• _Do this_:
Lift every line from the entries that includes the word "壹号领域二期物业服务中心".

• _Supplied material_:
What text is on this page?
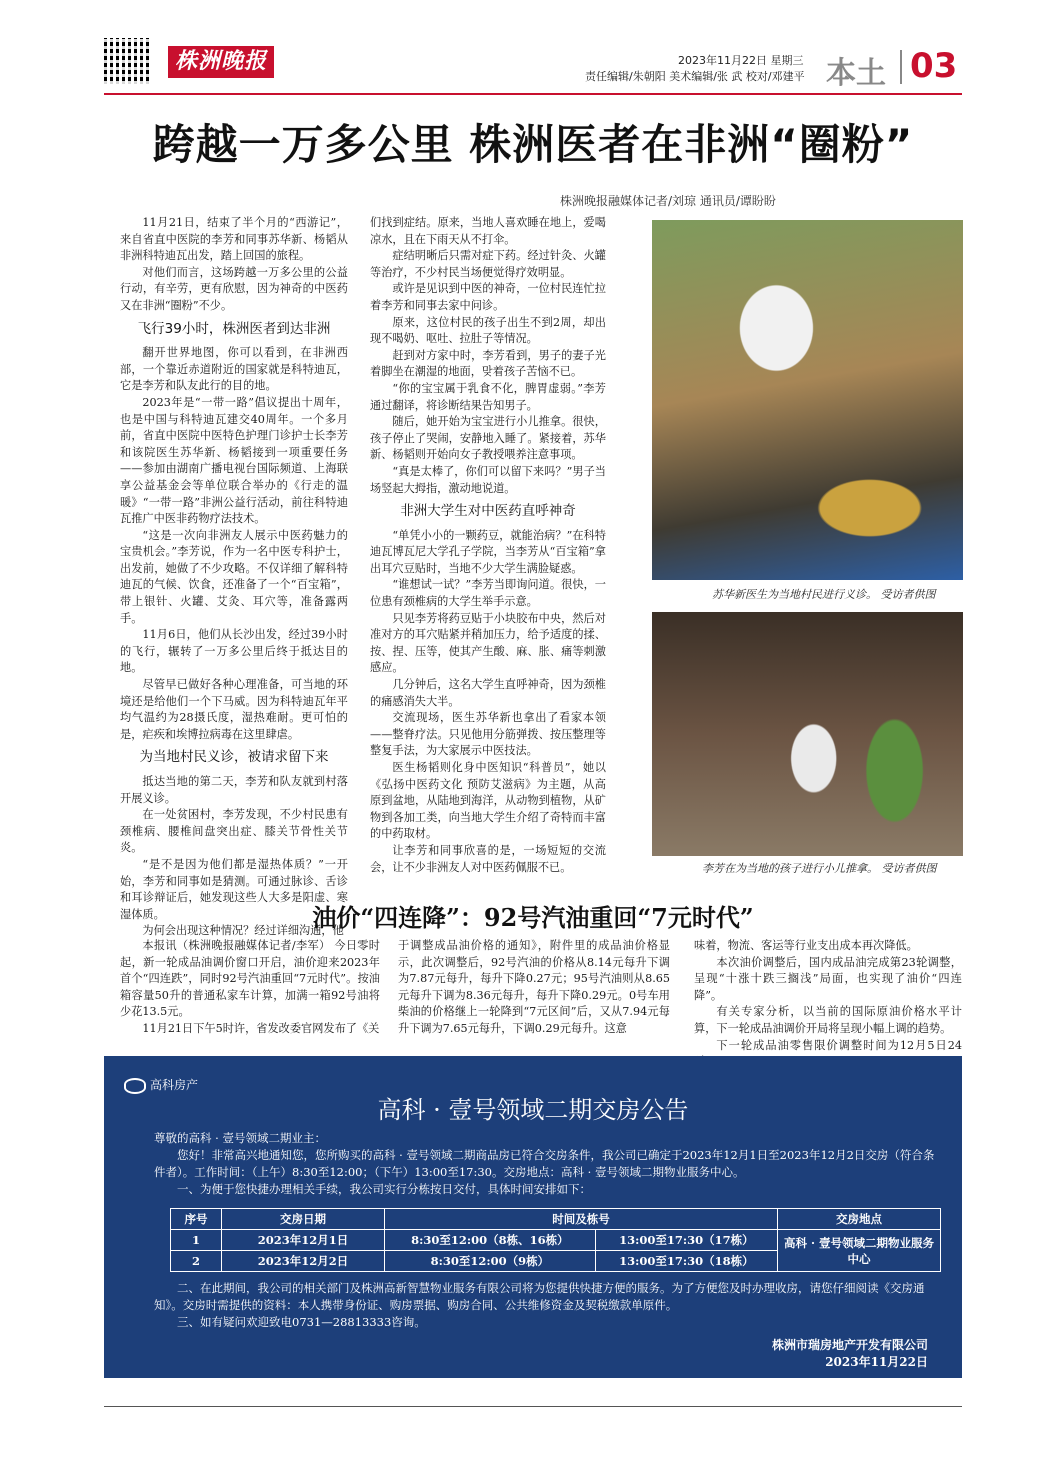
株洲晚报	2023年11月22日 星期三
责任编辑/朱朝阳 美术编辑/张 武 校对/邓建平 本土 03
跨越一万多公里 株洲医者在非洲“圈粉”
株洲晚报融媒体记者/刘琼 通讯员/谭盼盼

11月21日，结束了半个月的“西游记”，来自省直中医院的李芳和同事苏华新、杨韬从非洲科特迪瓦出发，踏上回国的旅程。

对他们而言，这场跨越一万多公里的公益行动，有辛劳，更有欣慰，因为神奇的中医药又在非洲“圈粉”不少。

飞行39小时，株洲医者到达非洲

翻开世界地图，你可以看到，在非洲西部，一个靠近赤道附近的国家就是科特迪瓦，它是李芳和队友此行的目的地。

2023年是“一带一路”倡议提出十周年，也是中国与科特迪瓦建交40周年。一个多月前，省直中医院中医特色护理门诊护士长李芳和该院医生苏华新、杨韬接到一项重要任务——参加由湖南广播电视台国际频道、上海联享公益基金会等单位联合举办的《行走的温暖》“一带一路”非洲公益行活动，前往科特迪瓦推广中医非药物疗法技术。

“这是一次向非洲友人展示中医药魅力的宝贵机会。”李芳说，作为一名中医专科护士，出发前，她做了不少攻略。不仅详细了解科特迪瓦的气候、饮食，还准备了一个“百宝箱”，带上银针、火罐、艾灸、耳穴等，准备露两手。

11月6日，他们从长沙出发，经过39小时的飞行，辗转了一万多公里后终于抵达目的地。

尽管早已做好各种心理准备，可当地的环境还是给他们一个下马威。因为科特迪瓦年平均气温约为28摄氏度，湿热难耐。更可怕的是，疟疾和埃博拉病毒在这里肆虐。

为当地村民义诊，被请求留下来

抵达当地的第二天，李芳和队友就到村落开展义诊。

在一处贫困村，李芳发现，不少村民患有颈椎病、腰椎间盘突出症、膝关节骨性关节炎。

“是不是因为他们都是湿热体质？”一开始，李芳和同事如是猜测。可通过脉诊、舌诊和耳诊辩证后，她发现这些人大多是阳虚、寒湿体质。

为何会出现这种情况？经过详细沟通，他

们找到症结。原来，当地人喜欢睡在地上，爱喝凉水，且在下雨天从不打伞。

症结明晰后只需对症下药。经过针灸、火罐等治疗，不少村民当场便觉得疗效明显。

或许是见识到中医的神奇，一位村民连忙拉着李芳和同事去家中问诊。

原来，这位村民的孩子出生不到2周，却出现不喝奶、呕吐、拉肚子等情况。

赶到对方家中时，李芳看到，男子的妻子光着脚坐在潮湿的地面，맞着孩子苦恼不已。

“你的宝宝属于乳食不化，脾胃虚弱。”李芳通过翻译，将诊断结果告知男子。

随后，她开始为宝宝进行小儿推拿。很快，孩子停止了哭闹，安静地入睡了。紧接着，苏华新、杨韬则开始向女子教授喂养注意事项。

“真是太棒了，你们可以留下来吗？”男子当场竖起大拇指，激动地说道。

非洲大学生对中医药直呼神奇

“单凭小小的一颗药豆，就能治病？”在科特迪瓦博瓦尼大学孔子学院，当李芳从“百宝箱”拿出耳穴豆贴时，当地不少大学生满脸疑惑。

“谁想试一试？”李芳当即询问道。很快，一位患有颈椎病的大学生举手示意。

只见李芳将药豆贴于小块胶布中央，然后对准对方的耳穴贴紧并稍加压力，给予适度的揉、按、捏、压等，使其产生酸、麻、胀、痛等刺激感应。

几分钟后，这名大学生直呼神奇，因为颈椎的痛感消失大半。

交流现场，医生苏华新也拿出了看家本领——整脊疗法。只见他用分筋弹拨、按压整理等整复手法，为大家展示中医技法。

医生杨韬则化身中医知识“科普员”，她以《弘扬中医药文化 预防艾滋病》为主题，从高原到盆地，从陆地到海洋，从动物到植物，从矿物到各加工类，向当地大学生介绍了奇特而丰富的中药取材。

让李芳和同事欣喜的是，一场短短的交流会，让不少非洲友人对中医药佩服不已。

苏华新医生为当地村民进行义诊。 受访者供图
李芳在为当地的孩子进行小儿推拿。 受访者供图
油价“四连降”：92号汽油重回“7元时代”

本报讯（株洲晚报融媒体记者/李军） 今日零时起，新一轮成品油调价窗口开启，油价迎来2023年首个“四连跌”，同时92号汽油重回“7元时代”。按油箱容量50升的普通私家车计算，加满一箱92号油将少花13.5元。

11月21日下午5时许，省发改委官网发布了《关

于调整成品油价格的通知》，附件里的成品油价格显示，此次调整后，92号汽油的价格从8.14元每升下调为7.87元每升，每升下降0.27元；95号汽油则从8.65元每升下调为8.36元每升，每升下降0.29元。0号车用柴油的价格继上一轮降到“7元区间”后，又从7.94元每升下调为7.65元每升，下调0.29元每升。这意

味着，物流、客运等行业支出成本再次降低。

本次油价调整后，国内成品油完成第23轮调整，呈现“十涨十跌三搁浅”局面，也实现了油价“四连降”。

有关专家分析，以当前的国际原油价格水平计算，下一轮成品油调价开局将呈现小幅上调的趋势。

下一轮成品油零售限价调整时间为12月5日24

高科房产
高科 · 壹号领域二期交房公告

尊敬的高科 · 壹号领域二期业主：

您好！非常高兴地通知您，您所购买的高科 · 壹号领域二期商品房已符合交房条件，我公司已确定于2023年12月1日至2023年12月2日交房（符合条件者）。工作时间：（上午）8:30至12:00；（下午）13:00至17:30。交房地点：高科 · 壹号领域二期物业服务中心。

一、为便于您快捷办理相关手续，我公司实行分栋按日交付，具体时间安排如下：

序号	交房日期	时间及栋号		交房地点
1	2023年12月1日	8:30至12:00（8栋、16栋）	13:00至17:30（17栋）	高科 · 壹号领域二期物业服务中心
2	2023年12月2日	8:30至12:00（9栋）	13:00至17:30（18栋）	

二、在此期间，我公司的相关部门及株洲高新智慧物业服务有限公司将为您提供快捷方便的服务。为了方便您及时办理收房，请您仔细阅读《交房通知》。交房时需提供的资料：本人携带身份证、购房票据、购房合同、公共维修资金及契税缴款单原件。

三、如有疑问欢迎致电0731—28813333咨询。

株洲市瑞房地产开发有限公司
2023年11月22日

• _Solution to this task_:
您好！非常高兴地通知您，您所购买的高科 · 壹号领域二期商品房已符合交房条件，我公司已确定于2023年12月1日至2023年12月2日交房（符合条件者）。工作时间：（上午）8:30至12:00；（下午）13:00至17:30。交房地点：高科 · 壹号领域二期物业服务中心。
1	2023年12月1日	8:30至12:00（8栋、16栋）	13:00至17:30（17栋）	高科 · 壹号领域二期物业服务中心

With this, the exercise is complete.